Objective: Find the lines holding the string "this" in the data, then copy all of them.

Input records:
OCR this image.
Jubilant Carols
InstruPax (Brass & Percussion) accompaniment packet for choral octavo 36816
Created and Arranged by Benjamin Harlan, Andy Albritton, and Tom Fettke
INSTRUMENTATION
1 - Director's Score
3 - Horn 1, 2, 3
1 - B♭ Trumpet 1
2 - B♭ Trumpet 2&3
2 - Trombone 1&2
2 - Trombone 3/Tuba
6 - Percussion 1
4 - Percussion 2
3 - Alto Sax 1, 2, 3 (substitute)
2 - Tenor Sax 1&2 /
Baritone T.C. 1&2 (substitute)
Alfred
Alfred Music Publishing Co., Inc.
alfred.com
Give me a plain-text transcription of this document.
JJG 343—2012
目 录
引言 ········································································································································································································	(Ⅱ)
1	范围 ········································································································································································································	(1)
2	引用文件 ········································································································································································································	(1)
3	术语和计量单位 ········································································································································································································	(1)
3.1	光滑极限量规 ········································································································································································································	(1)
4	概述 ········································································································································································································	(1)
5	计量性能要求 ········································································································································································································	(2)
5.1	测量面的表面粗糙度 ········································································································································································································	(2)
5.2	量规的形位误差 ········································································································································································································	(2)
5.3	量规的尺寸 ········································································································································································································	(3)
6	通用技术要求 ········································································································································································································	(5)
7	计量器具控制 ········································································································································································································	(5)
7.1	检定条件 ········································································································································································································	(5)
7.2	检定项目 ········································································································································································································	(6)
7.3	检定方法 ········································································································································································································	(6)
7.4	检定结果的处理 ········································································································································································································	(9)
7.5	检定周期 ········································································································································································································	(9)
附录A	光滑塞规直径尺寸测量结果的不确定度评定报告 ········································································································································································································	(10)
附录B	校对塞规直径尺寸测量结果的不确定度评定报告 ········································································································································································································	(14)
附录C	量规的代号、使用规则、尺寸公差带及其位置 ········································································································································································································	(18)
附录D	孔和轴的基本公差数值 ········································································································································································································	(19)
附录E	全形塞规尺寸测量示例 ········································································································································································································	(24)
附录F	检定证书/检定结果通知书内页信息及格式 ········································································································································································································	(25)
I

Reply to the task:
OCR this image.
Give me a plain-text transcription of this document.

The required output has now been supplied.